**Your goal:**
Filter the lines below, copying only those with the string "Parse".

(Rows from a figure dataset)
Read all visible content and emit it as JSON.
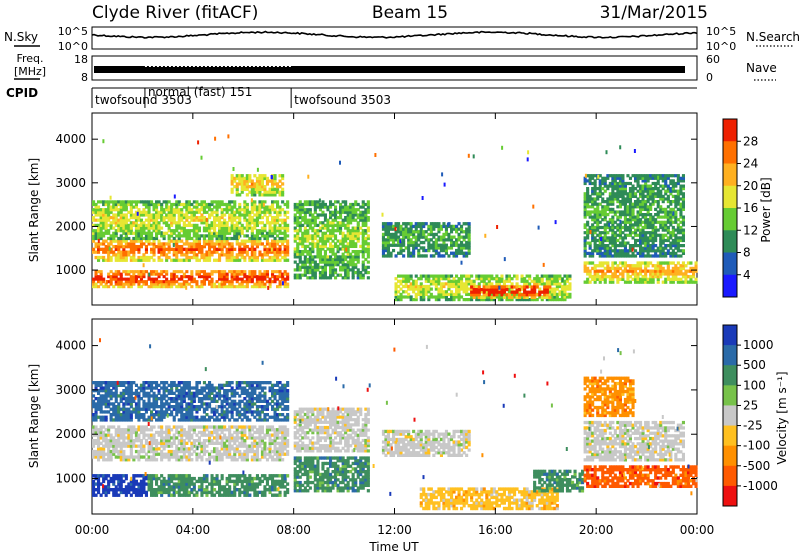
{
  "header": {
    "station": "Clyde River (fitACF)",
    "beam": "Beam 15",
    "date": "31/Mar/2015"
  },
  "status_panels": {
    "nsky_label": "N.Sky",
    "nsearch_label": "N.Search",
    "noise_ticks": [
      "10^5",
      "10^0"
    ],
    "freq_label_line1": "Freq.",
    "freq_label_line2": "[MHz]",
    "freq_ticks": [
      "18",
      "8"
    ],
    "nave_label": "Nave",
    "nave_ticks": [
      "60",
      "0"
    ],
    "cpid_label": "CPID",
    "cpid_entries": [
      {
        "name": "twofsound 3503",
        "start_hour": 0.0,
        "end_hour": 2.1
      },
      {
        "name": "normal (fast)  151",
        "start_hour": 2.1,
        "end_hour": 7.9
      },
      {
        "name": "twofsound 3503",
        "start_hour": 7.9,
        "end_hour": 24.0
      }
    ]
  },
  "chart_data": [
    {
      "type": "heatmap",
      "quantity": "Power",
      "ylabel": "Slant Range [km]",
      "ylim": [
        200,
        4600
      ],
      "yticks": [
        1000,
        2000,
        3000,
        4000
      ],
      "xlim_hours": [
        0,
        24
      ],
      "colorbar_label": "Power [dB]",
      "colorbar_ticks": [
        "4",
        "8",
        "12",
        "16",
        "20",
        "24",
        "28"
      ],
      "colorbar_colors": [
        "#1a1aff",
        "#1f5bb8",
        "#2e8b57",
        "#66cc33",
        "#e6e633",
        "#ffb020",
        "#ff7000",
        "#ee2000"
      ],
      "echo_regions": [
        {
          "t0": 0.0,
          "t1": 7.8,
          "r0": 600,
          "r1": 1000,
          "level": 0.85
        },
        {
          "t0": 0.0,
          "t1": 7.8,
          "r0": 1200,
          "r1": 1700,
          "level": 0.75
        },
        {
          "t0": 0.0,
          "t1": 7.8,
          "r0": 1700,
          "r1": 2600,
          "level": 0.45
        },
        {
          "t0": 5.5,
          "t1": 7.6,
          "r0": 2700,
          "r1": 3200,
          "level": 0.55
        },
        {
          "t0": 8.0,
          "t1": 11.0,
          "r0": 800,
          "r1": 2600,
          "level": 0.35
        },
        {
          "t0": 11.5,
          "t1": 15.0,
          "r0": 1300,
          "r1": 2100,
          "level": 0.25
        },
        {
          "t0": 12.0,
          "t1": 19.0,
          "r0": 300,
          "r1": 900,
          "level": 0.45
        },
        {
          "t0": 15.0,
          "t1": 18.2,
          "r0": 350,
          "r1": 650,
          "level": 0.95
        },
        {
          "t0": 19.5,
          "t1": 24.0,
          "r0": 700,
          "r1": 1200,
          "level": 0.6
        },
        {
          "t0": 19.5,
          "t1": 23.5,
          "r0": 1300,
          "r1": 3200,
          "level": 0.25
        }
      ]
    },
    {
      "type": "heatmap",
      "quantity": "Velocity",
      "ylabel": "Slant Range [km]",
      "xlabel": "Time UT",
      "ylim": [
        200,
        4600
      ],
      "yticks": [
        1000,
        2000,
        3000,
        4000
      ],
      "xlim_hours": [
        0,
        24
      ],
      "xticks": [
        "00:00",
        "04:00",
        "08:00",
        "12:00",
        "16:00",
        "20:00",
        "00:00"
      ],
      "colorbar_label": "Velocity  [m s⁻¹]",
      "colorbar_ticks": [
        "1000",
        "500",
        "100",
        "25",
        "-25",
        "-100",
        "-500",
        "-1000"
      ],
      "colorbar_colors": [
        "#1a3ab8",
        "#2a6aa8",
        "#3e8e5e",
        "#77c24a",
        "#c8c8c8",
        "#ffc020",
        "#ff9000",
        "#ff5a00",
        "#ee1010"
      ],
      "echo_regions": [
        {
          "t0": 0.0,
          "t1": 2.2,
          "r0": 600,
          "r1": 1100,
          "cls": 0
        },
        {
          "t0": 2.2,
          "t1": 7.8,
          "r0": 600,
          "r1": 1100,
          "cls": 2
        },
        {
          "t0": 0.0,
          "t1": 7.8,
          "r0": 1400,
          "r1": 2200,
          "cls": 4
        },
        {
          "t0": 0.0,
          "t1": 7.8,
          "r0": 2300,
          "r1": 3200,
          "cls": 1
        },
        {
          "t0": 8.0,
          "t1": 11.0,
          "r0": 700,
          "r1": 1500,
          "cls": 2
        },
        {
          "t0": 8.0,
          "t1": 11.0,
          "r0": 1600,
          "r1": 2600,
          "cls": 4
        },
        {
          "t0": 11.5,
          "t1": 15.0,
          "r0": 1500,
          "r1": 2100,
          "cls": 4
        },
        {
          "t0": 13.0,
          "t1": 18.5,
          "r0": 300,
          "r1": 800,
          "cls": 5
        },
        {
          "t0": 17.5,
          "t1": 19.5,
          "r0": 700,
          "r1": 1200,
          "cls": 2
        },
        {
          "t0": 19.5,
          "t1": 24.0,
          "r0": 800,
          "r1": 1300,
          "cls": 7
        },
        {
          "t0": 19.5,
          "t1": 23.5,
          "r0": 1400,
          "r1": 2300,
          "cls": 4
        },
        {
          "t0": 19.5,
          "t1": 21.5,
          "r0": 2400,
          "r1": 3300,
          "cls": 6
        }
      ]
    }
  ]
}
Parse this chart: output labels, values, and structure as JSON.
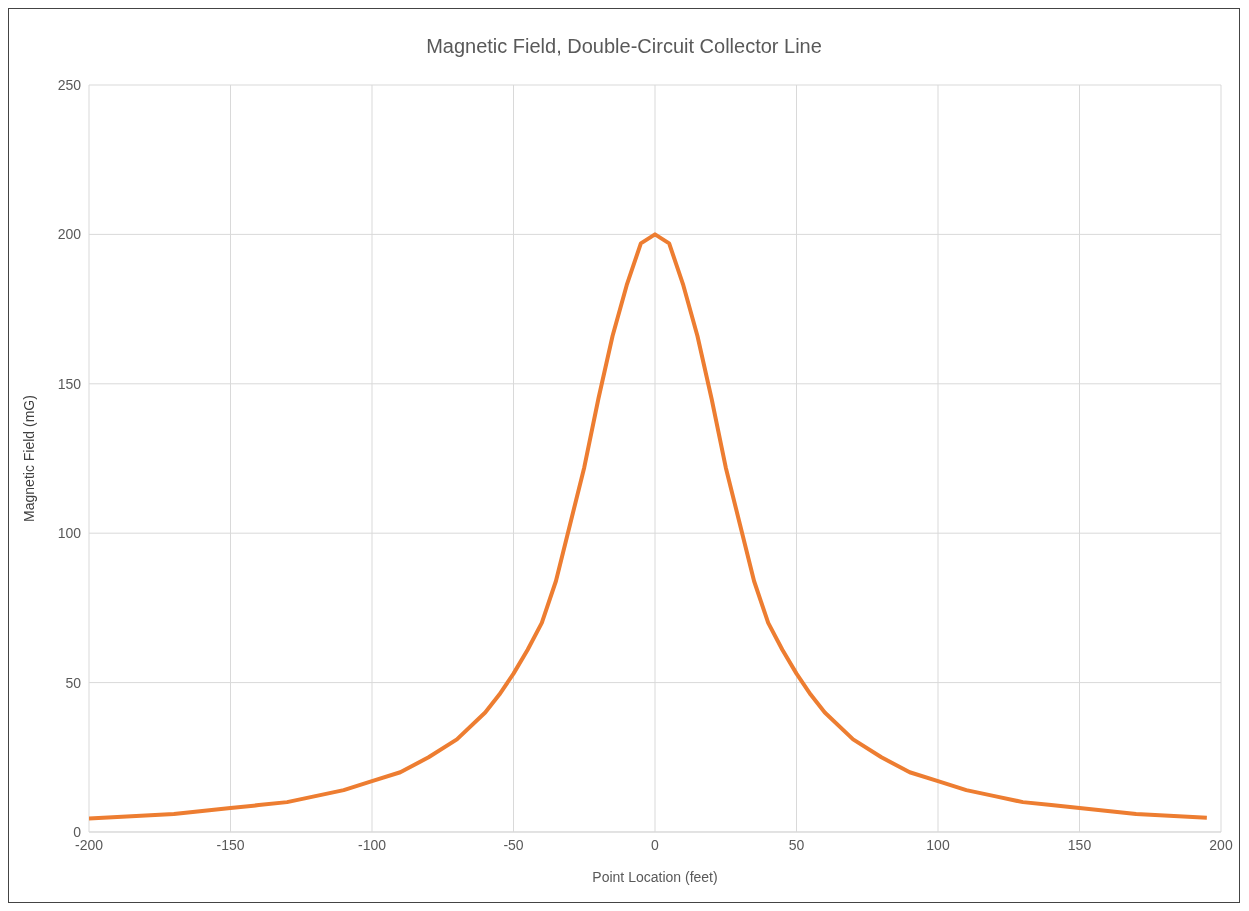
{
  "chart_data": {
    "type": "line",
    "title": "Magnetic Field, Double-Circuit Collector Line",
    "xlabel": "Point Location (feet)",
    "ylabel": "Magnetic Field (mG)",
    "x": [
      -200,
      -190,
      -180,
      -170,
      -160,
      -150,
      -140,
      -130,
      -120,
      -110,
      -100,
      -90,
      -80,
      -70,
      -60,
      -55,
      -50,
      -45,
      -40,
      -35,
      -30,
      -25,
      -20,
      -15,
      -10,
      -5,
      0,
      5,
      10,
      15,
      20,
      25,
      30,
      35,
      40,
      45,
      50,
      55,
      60,
      70,
      80,
      90,
      100,
      110,
      120,
      130,
      140,
      150,
      160,
      170,
      180,
      190,
      195
    ],
    "series": [
      {
        "color": "#ed7d31",
        "values": [
          4.5,
          5,
          5.5,
          6,
          7,
          8,
          9,
          10,
          12,
          14,
          17,
          20,
          25,
          31,
          40,
          46,
          53,
          61,
          70,
          84,
          103,
          122,
          145,
          166,
          183,
          197,
          200,
          197,
          183,
          166,
          145,
          122,
          103,
          84,
          70,
          61,
          53,
          46,
          40,
          31,
          25,
          20,
          17,
          14,
          12,
          10,
          9,
          8,
          7,
          6,
          5.5,
          5,
          4.8
        ]
      }
    ],
    "xlim": [
      -200,
      200
    ],
    "xticks": [
      -200,
      -150,
      -100,
      -50,
      0,
      50,
      100,
      150,
      200
    ],
    "ylim": [
      0,
      250
    ],
    "yticks": [
      0,
      50,
      100,
      150,
      200,
      250
    ],
    "grid": true,
    "legend": false,
    "marker": "none",
    "line_style": "solid"
  }
}
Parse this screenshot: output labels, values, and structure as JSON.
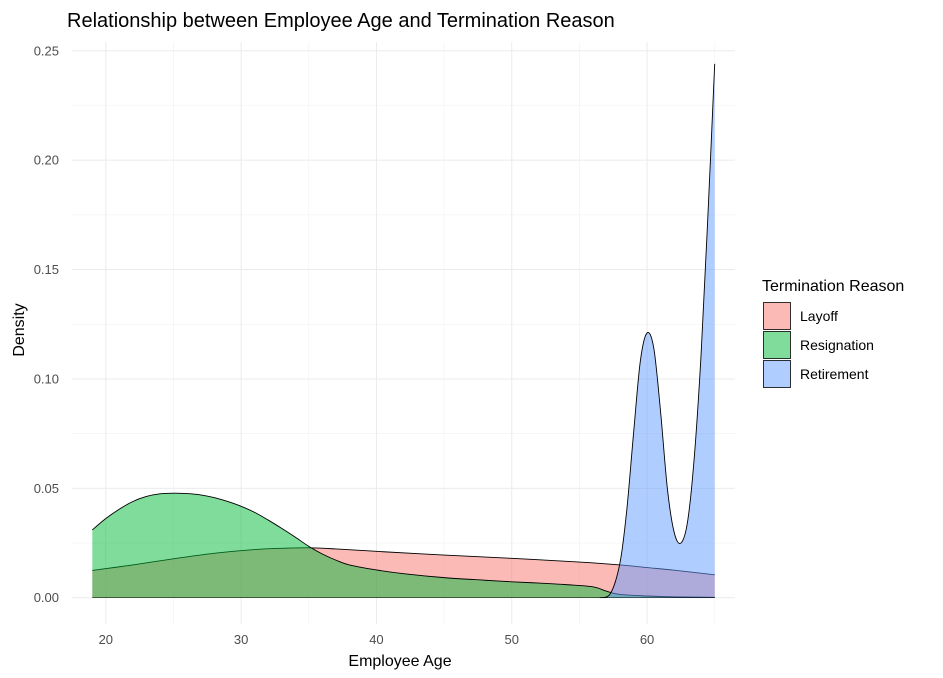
{
  "chart_data": {
    "type": "area",
    "subtype": "density",
    "title": "Relationship between Employee Age and Termination Reason",
    "xlabel": "Employee Age",
    "ylabel": "Density",
    "xlim": [
      17.5,
      66.5
    ],
    "ylim": [
      -0.012,
      0.254
    ],
    "x_ticks": [
      20,
      30,
      40,
      50,
      60
    ],
    "x_tick_labels": [
      "20",
      "30",
      "40",
      "50",
      "60"
    ],
    "y_ticks": [
      0,
      0.05,
      0.1,
      0.15,
      0.2,
      0.25
    ],
    "y_tick_labels": [
      "0.00",
      "0.05",
      "0.10",
      "0.15",
      "0.20",
      "0.25"
    ],
    "grid": true,
    "legend": {
      "title": "Termination Reason",
      "position": "right"
    },
    "fill_opacity": 0.5,
    "series": [
      {
        "name": "Layoff",
        "color": "#F8766D",
        "points": [
          [
            19,
            0.0125
          ],
          [
            22,
            0.015
          ],
          [
            25,
            0.0178
          ],
          [
            28,
            0.0203
          ],
          [
            31,
            0.022
          ],
          [
            33,
            0.0226
          ],
          [
            35,
            0.0228
          ],
          [
            37,
            0.0223
          ],
          [
            40,
            0.0212
          ],
          [
            45,
            0.0195
          ],
          [
            50,
            0.018
          ],
          [
            55,
            0.0163
          ],
          [
            58,
            0.015
          ],
          [
            60,
            0.0138
          ],
          [
            62,
            0.0126
          ],
          [
            65,
            0.0105
          ]
        ]
      },
      {
        "name": "Resignation",
        "color": "#00BA38",
        "points": [
          [
            19,
            0.031
          ],
          [
            20,
            0.0362
          ],
          [
            21,
            0.0405
          ],
          [
            22,
            0.044
          ],
          [
            23,
            0.0463
          ],
          [
            24,
            0.0475
          ],
          [
            25,
            0.0478
          ],
          [
            26,
            0.0476
          ],
          [
            27,
            0.047
          ],
          [
            28,
            0.0458
          ],
          [
            29,
            0.044
          ],
          [
            30,
            0.0418
          ],
          [
            31,
            0.039
          ],
          [
            32,
            0.0355
          ],
          [
            33,
            0.0317
          ],
          [
            34,
            0.0277
          ],
          [
            35,
            0.0235
          ],
          [
            36,
            0.02
          ],
          [
            37,
            0.0172
          ],
          [
            38,
            0.015
          ],
          [
            40,
            0.0127
          ],
          [
            42,
            0.011
          ],
          [
            45,
            0.0092
          ],
          [
            48,
            0.008
          ],
          [
            50,
            0.0073
          ],
          [
            52,
            0.0067
          ],
          [
            54,
            0.006
          ],
          [
            56,
            0.005
          ],
          [
            57,
            0.003
          ],
          [
            58,
            0.0015
          ],
          [
            60,
            0.0008
          ],
          [
            62,
            0.0004
          ],
          [
            65,
            0.0002
          ]
        ]
      },
      {
        "name": "Retirement",
        "color": "#619CFF",
        "points": [
          [
            56.5,
            0.0
          ],
          [
            57.3,
            0.002
          ],
          [
            58.0,
            0.016
          ],
          [
            58.5,
            0.04
          ],
          [
            59.0,
            0.075
          ],
          [
            59.5,
            0.108
          ],
          [
            60.0,
            0.121
          ],
          [
            60.5,
            0.114
          ],
          [
            61.0,
            0.085
          ],
          [
            61.5,
            0.05
          ],
          [
            62.0,
            0.03
          ],
          [
            62.5,
            0.025
          ],
          [
            63.0,
            0.035
          ],
          [
            63.5,
            0.065
          ],
          [
            64.0,
            0.112
          ],
          [
            64.5,
            0.175
          ],
          [
            65.0,
            0.244
          ]
        ]
      }
    ]
  }
}
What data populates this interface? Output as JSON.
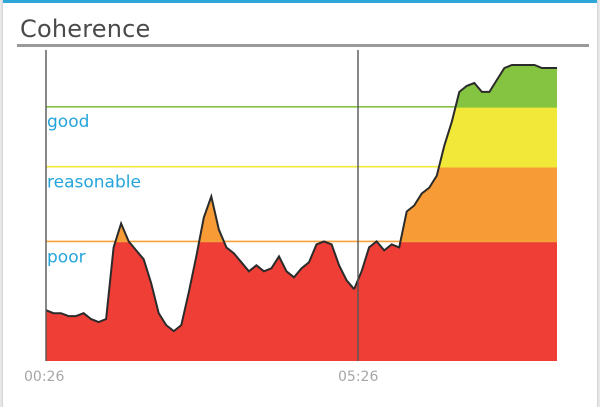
{
  "panel": {
    "title": "Coherence"
  },
  "colors": {
    "header_accent": "#2fa6d8",
    "poor": "#ef3e36",
    "reasonable": "#f79b36",
    "good": "#f1e839",
    "excellent": "#84c441",
    "curve": "#2b2b2b",
    "label": "#25a4dc"
  },
  "chart_data": {
    "type": "area",
    "title": "Coherence",
    "xlabel": "",
    "ylabel": "",
    "x_ticks": [
      "00:26",
      "05:26"
    ],
    "ylim": [
      0,
      100
    ],
    "levels": [
      {
        "name": "poor",
        "value": 40,
        "color": "#f5a23c"
      },
      {
        "name": "reasonable",
        "value": 65,
        "color": "#f1e839"
      },
      {
        "name": "good",
        "value": 85,
        "color": "#84c441"
      }
    ],
    "series": [
      {
        "x": [
          0.0,
          0.2,
          0.4,
          0.6,
          0.8,
          1.0,
          1.2,
          1.4,
          1.6,
          1.8,
          2.0,
          2.2,
          2.4,
          2.6,
          2.8,
          3.0,
          3.2,
          3.4,
          3.6,
          3.8,
          4.0,
          4.2,
          4.4,
          4.6,
          4.8,
          5.0,
          5.2,
          5.4,
          5.6,
          5.8,
          6.0,
          6.2,
          6.4,
          6.6,
          6.8,
          7.0,
          7.2,
          7.4,
          7.6,
          7.8,
          8.0,
          8.2
        ],
        "values": [
          17,
          16,
          16,
          15,
          15,
          16,
          14,
          13,
          14,
          38,
          46,
          40,
          37,
          34,
          26,
          16,
          12,
          10,
          12,
          23,
          35,
          48,
          55,
          44,
          38,
          36,
          33,
          30,
          32,
          30,
          31,
          35,
          30,
          28,
          31,
          33,
          39,
          40,
          39,
          32,
          27,
          24
        ]
      },
      {
        "x": [
          8.2,
          8.4,
          8.6,
          8.8,
          9.0,
          9.2,
          9.4,
          9.6,
          9.8,
          10.0,
          10.2,
          10.4,
          10.6,
          10.8,
          11.0,
          11.2,
          11.4,
          11.6,
          11.8,
          12.0,
          12.2,
          12.4,
          12.6,
          12.8,
          13.0,
          13.2,
          13.4,
          13.6
        ],
        "values": [
          24,
          30,
          38,
          40,
          37,
          39,
          38,
          50,
          52,
          56,
          58,
          62,
          72,
          80,
          90,
          92,
          93,
          90,
          90,
          94,
          98,
          99,
          99,
          99,
          99,
          98,
          98,
          98
        ]
      }
    ],
    "markers": [
      "00:26",
      "05:26"
    ]
  }
}
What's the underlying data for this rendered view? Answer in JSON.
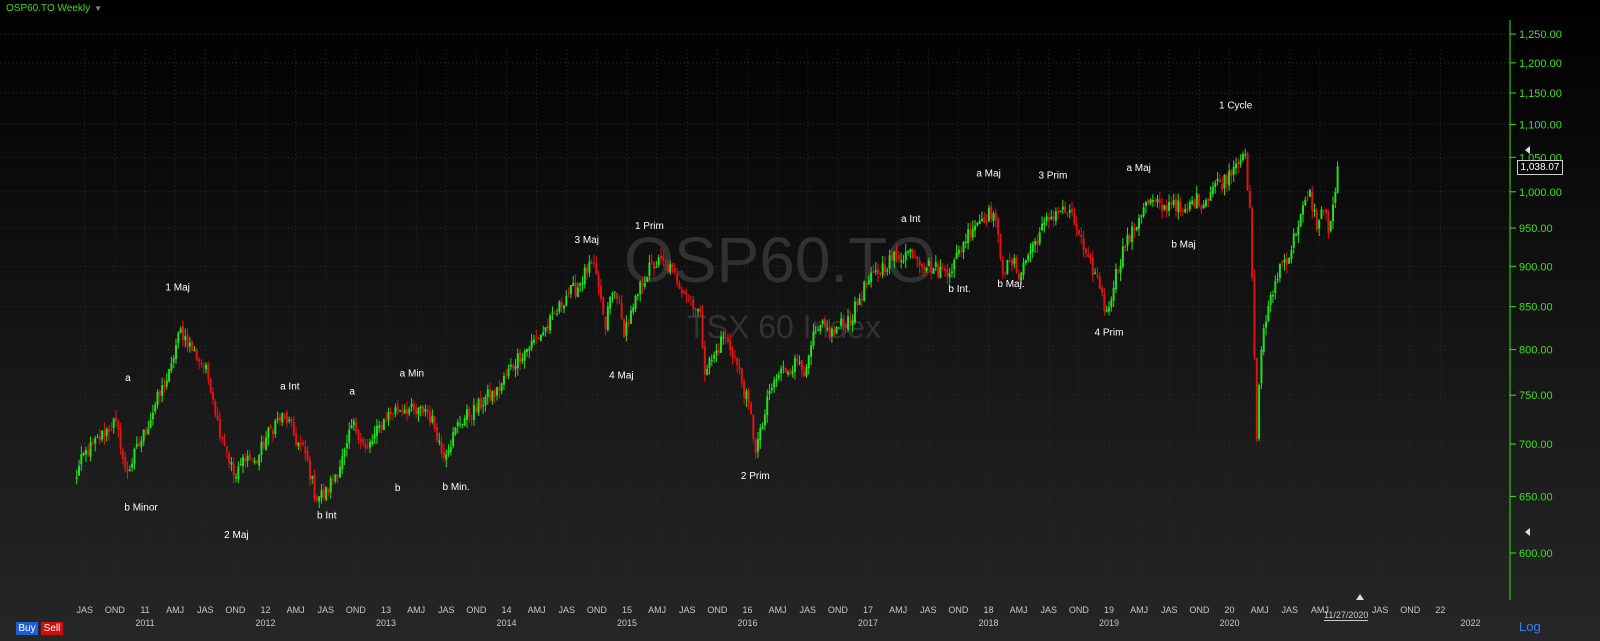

**Exercise response:**
Parse this chart: output labels, values, and structure as JSON.
Parse this screenshot: output labels, values, and structure as JSON.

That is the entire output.